▸ INSTRUCTIONS FOR THE TASK:
Pick every line from the data that holds the word "Read".

━━ PROVIDED INFORMATION ━━

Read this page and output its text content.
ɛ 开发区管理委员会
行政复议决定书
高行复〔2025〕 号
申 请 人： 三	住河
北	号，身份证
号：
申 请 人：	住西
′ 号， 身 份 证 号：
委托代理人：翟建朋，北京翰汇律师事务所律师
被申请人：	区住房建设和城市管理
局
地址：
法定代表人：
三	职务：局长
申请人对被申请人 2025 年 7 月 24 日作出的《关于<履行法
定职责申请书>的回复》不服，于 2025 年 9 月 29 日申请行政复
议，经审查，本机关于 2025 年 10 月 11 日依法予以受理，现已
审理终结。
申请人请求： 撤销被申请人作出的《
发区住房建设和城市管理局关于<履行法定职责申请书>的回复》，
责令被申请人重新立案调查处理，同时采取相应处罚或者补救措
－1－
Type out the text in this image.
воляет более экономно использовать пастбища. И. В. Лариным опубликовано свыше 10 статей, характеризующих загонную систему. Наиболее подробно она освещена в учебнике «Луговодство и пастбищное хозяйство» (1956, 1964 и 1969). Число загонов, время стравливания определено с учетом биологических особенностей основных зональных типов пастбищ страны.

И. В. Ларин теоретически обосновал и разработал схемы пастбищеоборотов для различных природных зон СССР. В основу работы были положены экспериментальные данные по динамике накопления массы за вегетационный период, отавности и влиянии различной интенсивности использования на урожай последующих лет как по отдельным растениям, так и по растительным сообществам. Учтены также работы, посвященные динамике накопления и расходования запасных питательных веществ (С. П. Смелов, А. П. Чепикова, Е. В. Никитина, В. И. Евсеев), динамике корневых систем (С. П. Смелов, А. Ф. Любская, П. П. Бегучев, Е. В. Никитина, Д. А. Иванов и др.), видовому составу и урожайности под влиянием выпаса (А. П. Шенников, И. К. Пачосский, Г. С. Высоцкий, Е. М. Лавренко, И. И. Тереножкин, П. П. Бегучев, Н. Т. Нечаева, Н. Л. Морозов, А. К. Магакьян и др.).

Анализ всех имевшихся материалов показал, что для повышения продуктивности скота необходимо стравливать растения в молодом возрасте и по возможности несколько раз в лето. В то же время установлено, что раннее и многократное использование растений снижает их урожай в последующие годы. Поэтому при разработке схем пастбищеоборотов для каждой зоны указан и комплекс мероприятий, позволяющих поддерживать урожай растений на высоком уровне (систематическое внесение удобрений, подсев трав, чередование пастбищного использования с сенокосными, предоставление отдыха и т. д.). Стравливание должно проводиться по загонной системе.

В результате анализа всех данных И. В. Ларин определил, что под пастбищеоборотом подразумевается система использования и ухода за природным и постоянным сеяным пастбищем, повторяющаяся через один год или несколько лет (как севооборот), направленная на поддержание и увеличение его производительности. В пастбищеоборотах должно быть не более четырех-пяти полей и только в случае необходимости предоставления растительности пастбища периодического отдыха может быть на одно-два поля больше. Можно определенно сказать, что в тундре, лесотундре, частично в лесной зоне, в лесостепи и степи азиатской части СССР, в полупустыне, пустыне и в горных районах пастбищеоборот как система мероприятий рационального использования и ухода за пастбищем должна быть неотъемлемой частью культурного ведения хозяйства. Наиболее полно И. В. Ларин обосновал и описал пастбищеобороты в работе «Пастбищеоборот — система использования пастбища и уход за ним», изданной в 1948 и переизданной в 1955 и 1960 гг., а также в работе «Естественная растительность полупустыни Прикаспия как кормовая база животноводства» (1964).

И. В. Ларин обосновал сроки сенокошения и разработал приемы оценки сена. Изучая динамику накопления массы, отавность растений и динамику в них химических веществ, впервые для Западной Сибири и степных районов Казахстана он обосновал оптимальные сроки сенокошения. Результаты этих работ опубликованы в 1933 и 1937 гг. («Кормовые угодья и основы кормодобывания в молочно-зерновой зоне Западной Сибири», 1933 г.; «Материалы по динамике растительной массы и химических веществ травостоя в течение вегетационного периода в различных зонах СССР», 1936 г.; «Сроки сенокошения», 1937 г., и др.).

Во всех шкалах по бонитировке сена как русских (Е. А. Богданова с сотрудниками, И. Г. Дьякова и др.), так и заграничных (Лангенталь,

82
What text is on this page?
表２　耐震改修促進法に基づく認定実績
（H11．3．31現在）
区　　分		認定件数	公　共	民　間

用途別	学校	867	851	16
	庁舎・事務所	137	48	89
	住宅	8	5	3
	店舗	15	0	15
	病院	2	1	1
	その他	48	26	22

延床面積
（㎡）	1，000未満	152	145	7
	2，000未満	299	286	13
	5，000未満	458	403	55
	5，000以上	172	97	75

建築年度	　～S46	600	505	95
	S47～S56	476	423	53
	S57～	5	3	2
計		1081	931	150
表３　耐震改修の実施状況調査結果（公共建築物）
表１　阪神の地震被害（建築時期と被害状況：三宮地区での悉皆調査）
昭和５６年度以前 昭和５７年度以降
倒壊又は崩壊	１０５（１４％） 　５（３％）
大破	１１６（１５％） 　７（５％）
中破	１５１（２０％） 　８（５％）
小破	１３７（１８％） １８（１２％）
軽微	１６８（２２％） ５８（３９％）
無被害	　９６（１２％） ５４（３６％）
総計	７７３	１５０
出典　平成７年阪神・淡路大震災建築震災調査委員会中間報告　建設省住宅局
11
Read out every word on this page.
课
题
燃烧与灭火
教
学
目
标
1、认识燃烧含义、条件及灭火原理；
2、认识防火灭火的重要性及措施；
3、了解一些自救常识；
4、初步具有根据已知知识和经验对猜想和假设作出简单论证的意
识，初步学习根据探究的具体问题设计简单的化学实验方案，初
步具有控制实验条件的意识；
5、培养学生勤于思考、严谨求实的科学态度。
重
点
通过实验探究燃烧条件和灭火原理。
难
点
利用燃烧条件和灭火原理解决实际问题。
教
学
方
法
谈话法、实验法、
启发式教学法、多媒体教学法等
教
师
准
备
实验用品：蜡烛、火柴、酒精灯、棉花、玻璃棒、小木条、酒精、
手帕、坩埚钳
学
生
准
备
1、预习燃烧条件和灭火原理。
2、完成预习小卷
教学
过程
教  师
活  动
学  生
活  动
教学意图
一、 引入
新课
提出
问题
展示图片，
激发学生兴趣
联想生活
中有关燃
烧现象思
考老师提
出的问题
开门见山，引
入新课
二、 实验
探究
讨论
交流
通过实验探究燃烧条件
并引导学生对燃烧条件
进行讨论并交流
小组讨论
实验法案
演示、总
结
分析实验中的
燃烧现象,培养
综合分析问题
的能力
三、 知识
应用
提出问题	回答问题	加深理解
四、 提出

━━━

▸ EXERCISE SOLUTION:
Read this page and output its text content.
Read out every word on this page.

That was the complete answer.